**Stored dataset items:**
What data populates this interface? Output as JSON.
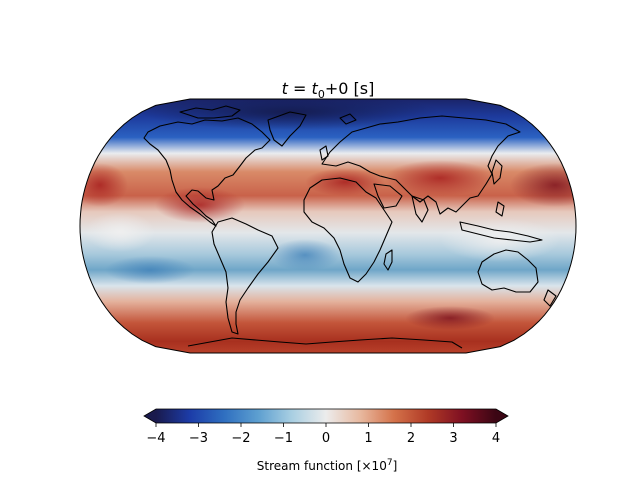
{
  "title": {
    "prefix": "t",
    "equals": " = ",
    "t0_base": "t",
    "t0_sub": "0",
    "suffix": "+0 [s]"
  },
  "map": {
    "projection": "Robinson",
    "field": "stream function",
    "coastlines": true,
    "coastline_color": "#000000"
  },
  "colorbar": {
    "label_text": "Stream function [×10",
    "label_exp": "7",
    "label_close": "]",
    "ticks": [
      "−4",
      "−3",
      "−2",
      "−1",
      "0",
      "1",
      "2",
      "3",
      "4"
    ],
    "tick_values": [
      -4,
      -3,
      -2,
      -1,
      0,
      1,
      2,
      3,
      4
    ],
    "range": [
      -4,
      4
    ],
    "extend": "both",
    "colormap": [
      "#1a1a4d",
      "#1c3ca8",
      "#2f6fc0",
      "#5d9fd0",
      "#a9cfe2",
      "#ececec",
      "#e8b9a0",
      "#d4724a",
      "#b03a26",
      "#7f1022",
      "#3b0614"
    ]
  }
}
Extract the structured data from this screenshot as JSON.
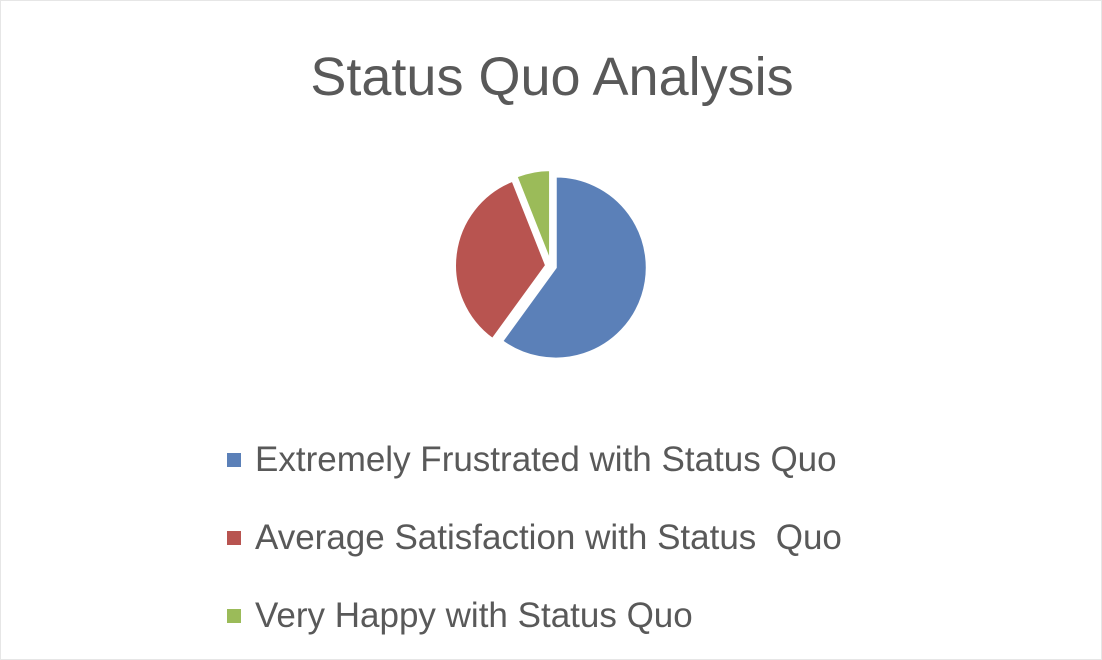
{
  "chart_data": {
    "type": "pie",
    "title": "Status Quo Analysis",
    "categories": [
      "Extremely Frustrated with Status Quo",
      "Average Satisfaction with Status  Quo",
      "Very Happy with Status Quo"
    ],
    "values": [
      60,
      34,
      6
    ],
    "colors": [
      "#5b80b8",
      "#b85450",
      "#9bbb59"
    ],
    "legend_position": "bottom",
    "exploded": true
  }
}
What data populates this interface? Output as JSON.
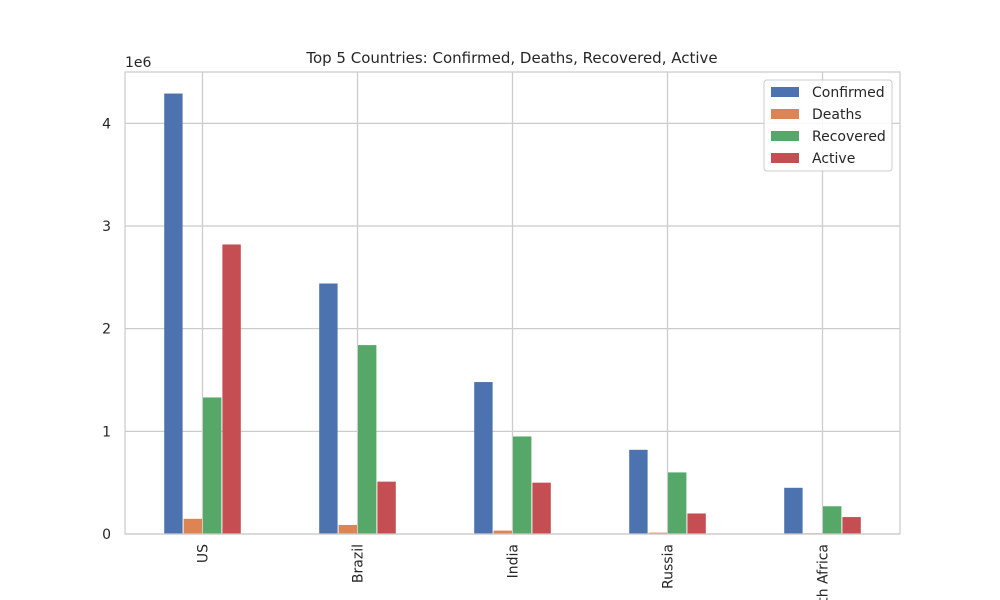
{
  "chart_data": {
    "type": "bar",
    "title": "Top 5 Countries: Confirmed, Deaths, Recovered, Active",
    "xlabel": "",
    "ylabel": "",
    "y_exponent_label": "1e6",
    "ylim": [
      0,
      4500000
    ],
    "yticks": [
      0,
      1000000,
      2000000,
      3000000,
      4000000
    ],
    "ytick_labels": [
      "0",
      "1",
      "2",
      "3",
      "4"
    ],
    "categories": [
      "US",
      "Brazil",
      "India",
      "Russia",
      "South Africa"
    ],
    "grid": true,
    "legend_position": "top-right",
    "series": [
      {
        "name": "Confirmed",
        "color": "#4c72b0",
        "values": [
          4290000,
          2440000,
          1480000,
          820000,
          450000
        ]
      },
      {
        "name": "Deaths",
        "color": "#dd8452",
        "values": [
          148000,
          88000,
          33000,
          13000,
          7000
        ]
      },
      {
        "name": "Recovered",
        "color": "#55a868",
        "values": [
          1330000,
          1840000,
          950000,
          600000,
          270000
        ]
      },
      {
        "name": "Active",
        "color": "#c44e52",
        "values": [
          2820000,
          510000,
          500000,
          200000,
          165000
        ]
      }
    ]
  }
}
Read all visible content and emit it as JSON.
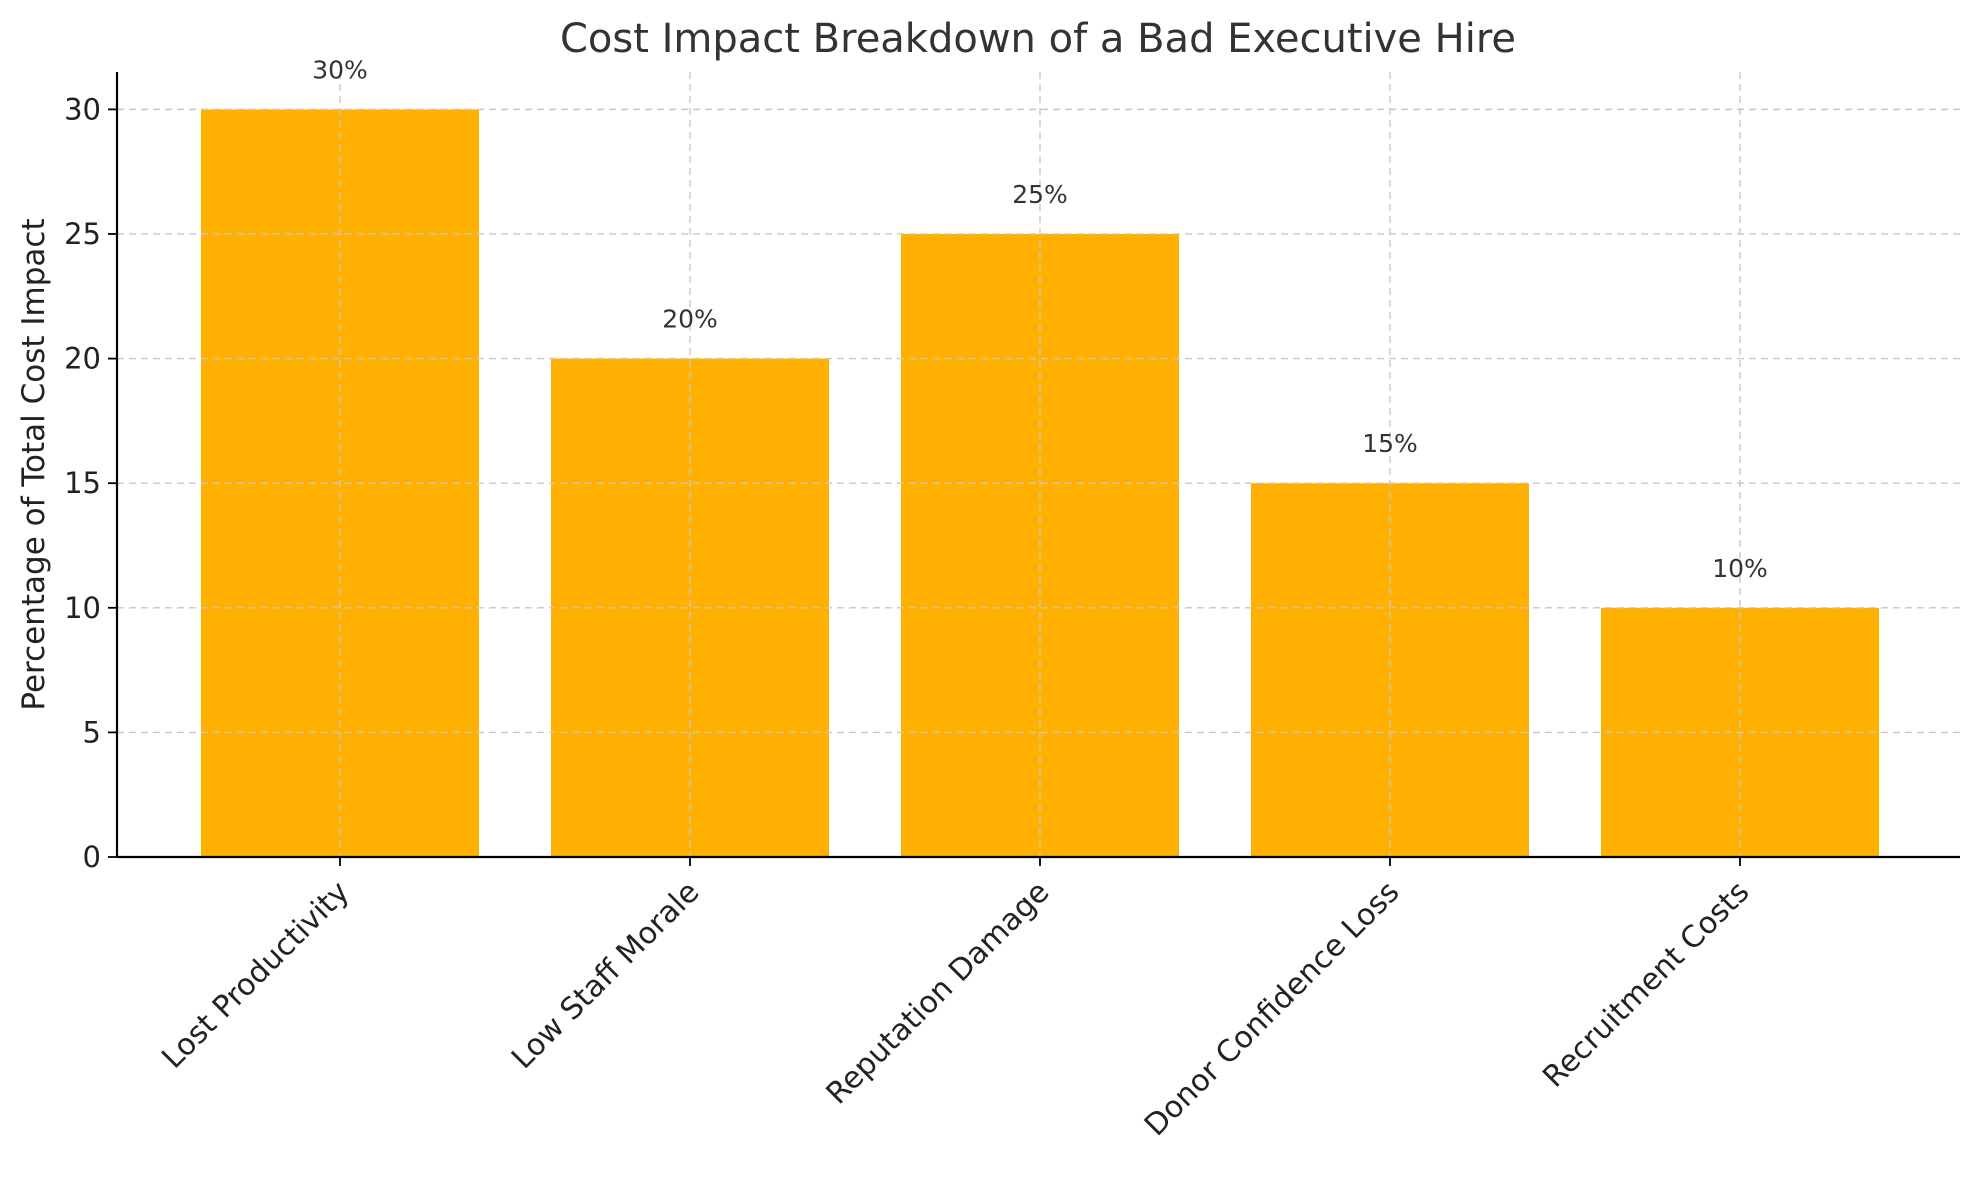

**WHAT IS ASKED:** Write out each entry exactly as given, but skip the pictures.

**CORRECT RESPONSE:**
What data populates this interface? Output as JSON.
{
  "title": {
    "prefix": "t",
    "equals": " = ",
    "t0_base": "t",
    "t0_sub": "0",
    "suffix": "+0 [s]"
  },
  "map": {
    "projection": "Robinson",
    "field": "stream function",
    "coastlines": true,
    "coastline_color": "#000000"
  },
  "colorbar": {
    "label_text": "Stream function [×10",
    "label_exp": "7",
    "label_close": "]",
    "ticks": [
      "−4",
      "−3",
      "−2",
      "−1",
      "0",
      "1",
      "2",
      "3",
      "4"
    ],
    "tick_values": [
      -4,
      -3,
      -2,
      -1,
      0,
      1,
      2,
      3,
      4
    ],
    "range": [
      -4,
      4
    ],
    "extend": "both",
    "colormap": [
      "#1a1a4d",
      "#1c3ca8",
      "#2f6fc0",
      "#5d9fd0",
      "#a9cfe2",
      "#ececec",
      "#e8b9a0",
      "#d4724a",
      "#b03a26",
      "#7f1022",
      "#3b0614"
    ]
  }
}
Extract the structured data from this screenshot as JSON.
{
  "chart_data": {
    "type": "pie",
    "title": "Status Quo Analysis",
    "categories": [
      "Extremely Frustrated with Status Quo",
      "Average Satisfaction with Status  Quo",
      "Very Happy with Status Quo"
    ],
    "values": [
      60,
      34,
      6
    ],
    "colors": [
      "#5b80b8",
      "#b85450",
      "#9bbb59"
    ],
    "legend_position": "bottom",
    "exploded": true
  }
}
What data populates this interface? Output as JSON.
{
  "chart_data": {
    "type": "bar",
    "title": "Top 5 Countries: Confirmed, Deaths, Recovered, Active",
    "xlabel": "",
    "ylabel": "",
    "y_exponent_label": "1e6",
    "ylim": [
      0,
      4500000
    ],
    "yticks": [
      0,
      1000000,
      2000000,
      3000000,
      4000000
    ],
    "ytick_labels": [
      "0",
      "1",
      "2",
      "3",
      "4"
    ],
    "categories": [
      "US",
      "Brazil",
      "India",
      "Russia",
      "South Africa"
    ],
    "grid": true,
    "legend_position": "top-right",
    "series": [
      {
        "name": "Confirmed",
        "color": "#4c72b0",
        "values": [
          4290000,
          2440000,
          1480000,
          820000,
          450000
        ]
      },
      {
        "name": "Deaths",
        "color": "#dd8452",
        "values": [
          148000,
          88000,
          33000,
          13000,
          7000
        ]
      },
      {
        "name": "Recovered",
        "color": "#55a868",
        "values": [
          1330000,
          1840000,
          950000,
          600000,
          270000
        ]
      },
      {
        "name": "Active",
        "color": "#c44e52",
        "values": [
          2820000,
          510000,
          500000,
          200000,
          165000
        ]
      }
    ]
  }
}
Read all visible content and emit it as JSON.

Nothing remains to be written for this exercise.